### [Source document]

# English speaking doctors in Foz Do Arehlo/Caldas ares



## Karen Ince (May 15, 2014)

hi could anyone recommend an English speaking doctor please in the above area and if possible a dentist too?

Many Thanks

karen


----------



## robc (Jul 17, 2008)

Karen Ince said:


> hi could anyone recommend an English speaking doctor please in the above area and if possible a dentist too?
> 
> Many Thanks
> 
> karen


Do you want a private doctor or an NHS equivalent?

Regards the dentist, most dentists are private.
There are both about, just need to know what you want.


----------



## Karen Ince (May 15, 2014)

robc said:


> Do you want a private doctor or an NHS equivalent? Regards the dentist, most dentists are private. There are both about, just need to know what you want.


 hi would like NHS equivalent please as not residents


----------



## siobhanwf (Mar 20, 2009)

Dra Rose Marie Barbosa
Clinimed Obidos

Location:

Address:
Rua da Raposeira, Lote 7
Bairro dos Arcos
2510-115 Óbidos

Tel. 262 950 641
Email. [email protected]

http://www.clinimed-obidos.com/index.php?pagename=pg_especialidades&template=default&lang=en



Cost of consultation €40 but well worth it!!

If you are not registered with a doctor here already and "in" the NHS system it will coast you almost that anyway.


----------



## canoeman (Mar 3, 2011)

As *visitors/holidaymakers *you can use your UK EHIC card at any Centro de Saude, you will have to pay, but if you keep any receipts then you can get a refund from Portugals Social Security Centres or from UK on return if that treatment was free in UK


----------



## Karen Ince (May 15, 2014)

Thank you everyone for the advice. Very much appreciated


----------

### [Task a]
Reproduce the records from their first line through the line containing "panel-separator [30,178,620,182]", including both ends.
The forum thread and the records come from separate, unrelated sources.

### [Annotated element records]
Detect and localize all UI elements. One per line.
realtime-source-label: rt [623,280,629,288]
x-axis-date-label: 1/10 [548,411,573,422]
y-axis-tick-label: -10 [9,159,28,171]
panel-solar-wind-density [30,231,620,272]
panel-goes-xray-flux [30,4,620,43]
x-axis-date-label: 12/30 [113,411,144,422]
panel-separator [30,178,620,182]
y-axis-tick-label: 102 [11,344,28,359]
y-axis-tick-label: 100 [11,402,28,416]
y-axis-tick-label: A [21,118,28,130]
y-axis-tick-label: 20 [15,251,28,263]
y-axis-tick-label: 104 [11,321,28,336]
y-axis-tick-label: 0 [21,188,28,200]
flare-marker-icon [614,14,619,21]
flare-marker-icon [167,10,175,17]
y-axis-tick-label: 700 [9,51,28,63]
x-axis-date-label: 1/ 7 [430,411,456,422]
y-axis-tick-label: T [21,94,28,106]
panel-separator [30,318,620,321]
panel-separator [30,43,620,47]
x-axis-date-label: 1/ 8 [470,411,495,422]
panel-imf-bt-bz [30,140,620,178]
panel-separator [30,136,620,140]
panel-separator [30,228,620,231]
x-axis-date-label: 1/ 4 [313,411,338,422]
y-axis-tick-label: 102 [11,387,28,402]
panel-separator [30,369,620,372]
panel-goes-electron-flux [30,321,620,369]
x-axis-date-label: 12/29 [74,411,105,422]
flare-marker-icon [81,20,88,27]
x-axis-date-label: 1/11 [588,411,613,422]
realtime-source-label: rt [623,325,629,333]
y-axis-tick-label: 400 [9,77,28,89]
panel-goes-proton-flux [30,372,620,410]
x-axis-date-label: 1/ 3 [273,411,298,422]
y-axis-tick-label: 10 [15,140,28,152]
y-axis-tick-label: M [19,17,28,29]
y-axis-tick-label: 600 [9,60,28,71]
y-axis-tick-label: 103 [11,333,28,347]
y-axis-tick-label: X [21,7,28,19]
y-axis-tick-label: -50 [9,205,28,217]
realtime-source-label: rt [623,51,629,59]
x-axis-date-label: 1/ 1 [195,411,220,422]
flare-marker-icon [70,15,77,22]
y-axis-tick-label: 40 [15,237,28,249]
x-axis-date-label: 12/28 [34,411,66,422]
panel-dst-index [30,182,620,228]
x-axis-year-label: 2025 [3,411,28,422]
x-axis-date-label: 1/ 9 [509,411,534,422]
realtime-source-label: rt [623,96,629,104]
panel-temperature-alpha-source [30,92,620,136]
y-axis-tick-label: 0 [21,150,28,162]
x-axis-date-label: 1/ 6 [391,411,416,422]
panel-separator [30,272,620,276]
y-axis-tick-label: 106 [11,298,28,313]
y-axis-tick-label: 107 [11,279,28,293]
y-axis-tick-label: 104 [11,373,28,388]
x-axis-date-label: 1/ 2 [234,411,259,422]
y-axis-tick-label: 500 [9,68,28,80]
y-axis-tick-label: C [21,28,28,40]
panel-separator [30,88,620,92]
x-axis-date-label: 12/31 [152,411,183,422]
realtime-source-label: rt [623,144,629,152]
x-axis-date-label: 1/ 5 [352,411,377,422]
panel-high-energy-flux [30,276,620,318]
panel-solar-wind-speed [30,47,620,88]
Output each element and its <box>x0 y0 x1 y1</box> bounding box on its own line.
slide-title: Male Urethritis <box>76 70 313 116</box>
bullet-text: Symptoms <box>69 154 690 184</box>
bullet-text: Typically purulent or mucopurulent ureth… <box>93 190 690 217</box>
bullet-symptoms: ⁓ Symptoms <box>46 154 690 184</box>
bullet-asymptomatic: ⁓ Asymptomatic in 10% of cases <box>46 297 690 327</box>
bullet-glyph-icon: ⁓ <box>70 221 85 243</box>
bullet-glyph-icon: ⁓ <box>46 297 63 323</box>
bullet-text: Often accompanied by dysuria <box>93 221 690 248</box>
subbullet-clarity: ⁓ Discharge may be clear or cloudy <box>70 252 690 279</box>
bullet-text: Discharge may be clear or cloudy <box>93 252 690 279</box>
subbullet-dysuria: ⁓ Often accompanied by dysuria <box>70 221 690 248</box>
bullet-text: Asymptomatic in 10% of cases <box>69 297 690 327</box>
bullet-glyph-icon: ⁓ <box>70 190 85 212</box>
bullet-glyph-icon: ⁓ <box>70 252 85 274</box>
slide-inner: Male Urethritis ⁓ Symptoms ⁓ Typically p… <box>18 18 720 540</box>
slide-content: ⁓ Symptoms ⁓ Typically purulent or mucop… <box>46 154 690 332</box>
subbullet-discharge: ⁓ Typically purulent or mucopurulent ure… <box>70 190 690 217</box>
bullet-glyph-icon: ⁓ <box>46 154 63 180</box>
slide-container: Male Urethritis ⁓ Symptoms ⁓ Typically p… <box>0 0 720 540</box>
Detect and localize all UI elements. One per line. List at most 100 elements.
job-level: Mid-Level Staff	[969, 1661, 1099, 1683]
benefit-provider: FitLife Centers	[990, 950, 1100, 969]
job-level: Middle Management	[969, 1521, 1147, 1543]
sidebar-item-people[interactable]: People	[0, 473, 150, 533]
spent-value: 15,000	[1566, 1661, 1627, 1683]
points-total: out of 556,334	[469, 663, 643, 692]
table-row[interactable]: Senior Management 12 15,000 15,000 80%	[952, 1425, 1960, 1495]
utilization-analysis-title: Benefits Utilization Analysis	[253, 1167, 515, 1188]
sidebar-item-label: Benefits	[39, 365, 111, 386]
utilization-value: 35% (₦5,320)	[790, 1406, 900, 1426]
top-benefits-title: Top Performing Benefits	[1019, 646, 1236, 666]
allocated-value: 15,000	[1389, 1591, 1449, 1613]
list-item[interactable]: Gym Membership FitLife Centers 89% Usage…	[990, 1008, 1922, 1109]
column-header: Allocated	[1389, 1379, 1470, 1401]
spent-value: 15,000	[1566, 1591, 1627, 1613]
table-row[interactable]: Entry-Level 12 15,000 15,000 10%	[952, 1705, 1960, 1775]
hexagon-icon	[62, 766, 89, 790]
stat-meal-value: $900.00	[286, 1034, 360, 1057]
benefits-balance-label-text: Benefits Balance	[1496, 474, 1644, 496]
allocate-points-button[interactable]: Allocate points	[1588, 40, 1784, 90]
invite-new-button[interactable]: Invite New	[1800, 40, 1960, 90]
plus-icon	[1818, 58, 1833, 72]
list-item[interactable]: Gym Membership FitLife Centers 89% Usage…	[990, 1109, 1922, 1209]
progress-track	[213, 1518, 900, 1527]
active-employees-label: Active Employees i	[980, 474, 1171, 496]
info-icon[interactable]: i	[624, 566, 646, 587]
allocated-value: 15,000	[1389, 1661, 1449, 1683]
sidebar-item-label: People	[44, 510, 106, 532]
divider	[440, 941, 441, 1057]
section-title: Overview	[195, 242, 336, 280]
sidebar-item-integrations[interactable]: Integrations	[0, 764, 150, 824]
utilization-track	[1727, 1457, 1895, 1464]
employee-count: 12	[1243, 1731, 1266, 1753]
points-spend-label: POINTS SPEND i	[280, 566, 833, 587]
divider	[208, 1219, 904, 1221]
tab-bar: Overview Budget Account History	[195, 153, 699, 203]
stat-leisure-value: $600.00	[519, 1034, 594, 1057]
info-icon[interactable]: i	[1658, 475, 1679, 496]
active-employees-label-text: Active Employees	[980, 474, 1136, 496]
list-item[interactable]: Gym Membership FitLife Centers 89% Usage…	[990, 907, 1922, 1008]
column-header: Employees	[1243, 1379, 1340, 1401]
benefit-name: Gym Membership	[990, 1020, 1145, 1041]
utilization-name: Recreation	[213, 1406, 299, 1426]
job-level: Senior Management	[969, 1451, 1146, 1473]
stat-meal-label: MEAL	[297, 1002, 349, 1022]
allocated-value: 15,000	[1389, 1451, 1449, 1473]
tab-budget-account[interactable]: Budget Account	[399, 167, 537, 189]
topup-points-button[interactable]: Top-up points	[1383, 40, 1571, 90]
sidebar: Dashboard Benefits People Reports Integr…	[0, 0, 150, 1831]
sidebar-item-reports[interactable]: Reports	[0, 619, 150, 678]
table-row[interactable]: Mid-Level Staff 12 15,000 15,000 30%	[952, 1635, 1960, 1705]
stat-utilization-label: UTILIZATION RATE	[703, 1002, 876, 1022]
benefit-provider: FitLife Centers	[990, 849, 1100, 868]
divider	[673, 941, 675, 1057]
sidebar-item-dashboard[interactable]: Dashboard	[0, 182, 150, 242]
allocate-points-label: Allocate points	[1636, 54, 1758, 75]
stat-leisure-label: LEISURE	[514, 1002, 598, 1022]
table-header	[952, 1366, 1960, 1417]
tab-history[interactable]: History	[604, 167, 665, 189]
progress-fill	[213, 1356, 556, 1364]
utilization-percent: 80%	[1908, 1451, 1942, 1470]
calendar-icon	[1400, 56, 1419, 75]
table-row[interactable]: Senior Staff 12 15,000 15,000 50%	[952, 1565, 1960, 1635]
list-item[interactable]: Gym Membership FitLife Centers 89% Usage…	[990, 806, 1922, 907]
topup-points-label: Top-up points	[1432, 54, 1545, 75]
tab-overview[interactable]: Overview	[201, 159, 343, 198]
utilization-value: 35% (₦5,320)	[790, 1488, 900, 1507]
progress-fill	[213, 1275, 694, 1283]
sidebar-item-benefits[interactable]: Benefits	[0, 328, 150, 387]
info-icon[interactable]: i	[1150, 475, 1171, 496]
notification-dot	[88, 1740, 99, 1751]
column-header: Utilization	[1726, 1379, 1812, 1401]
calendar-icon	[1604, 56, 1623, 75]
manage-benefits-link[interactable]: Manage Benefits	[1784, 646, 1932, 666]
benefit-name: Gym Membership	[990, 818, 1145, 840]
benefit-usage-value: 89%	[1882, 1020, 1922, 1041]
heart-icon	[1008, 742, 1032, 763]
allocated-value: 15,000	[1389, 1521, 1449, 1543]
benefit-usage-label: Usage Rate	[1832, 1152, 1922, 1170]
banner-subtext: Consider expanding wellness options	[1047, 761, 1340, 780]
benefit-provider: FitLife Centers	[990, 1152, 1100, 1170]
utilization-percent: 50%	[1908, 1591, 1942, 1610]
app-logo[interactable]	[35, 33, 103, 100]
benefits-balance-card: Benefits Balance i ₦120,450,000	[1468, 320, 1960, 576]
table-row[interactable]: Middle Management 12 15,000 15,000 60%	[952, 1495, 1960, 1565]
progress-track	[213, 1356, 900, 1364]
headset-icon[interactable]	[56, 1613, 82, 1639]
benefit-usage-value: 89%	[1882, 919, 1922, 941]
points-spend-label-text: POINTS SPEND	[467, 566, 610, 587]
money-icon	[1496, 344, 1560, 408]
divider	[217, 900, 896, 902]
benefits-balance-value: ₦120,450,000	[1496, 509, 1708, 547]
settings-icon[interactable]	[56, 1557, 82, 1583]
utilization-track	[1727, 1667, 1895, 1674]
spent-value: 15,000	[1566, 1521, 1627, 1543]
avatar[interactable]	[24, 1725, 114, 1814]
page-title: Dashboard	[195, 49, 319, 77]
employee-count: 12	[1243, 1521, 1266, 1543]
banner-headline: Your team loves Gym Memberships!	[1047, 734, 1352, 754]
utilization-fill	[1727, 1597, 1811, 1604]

### [Task b]
In the forum thread about English-speaking doctors, what does a consultation at Clinimed Obidos cost?

### [Exercise response a]
Detect and localize all UI elements. One per line.
realtime-source-label: rt [623,280,629,288]
x-axis-date-label: 1/10 [548,411,573,422]
y-axis-tick-label: -10 [9,159,28,171]
panel-solar-wind-density [30,231,620,272]
panel-goes-xray-flux [30,4,620,43]
x-axis-date-label: 12/30 [113,411,144,422]
panel-separator [30,178,620,182]

### [Exercise response b]
€40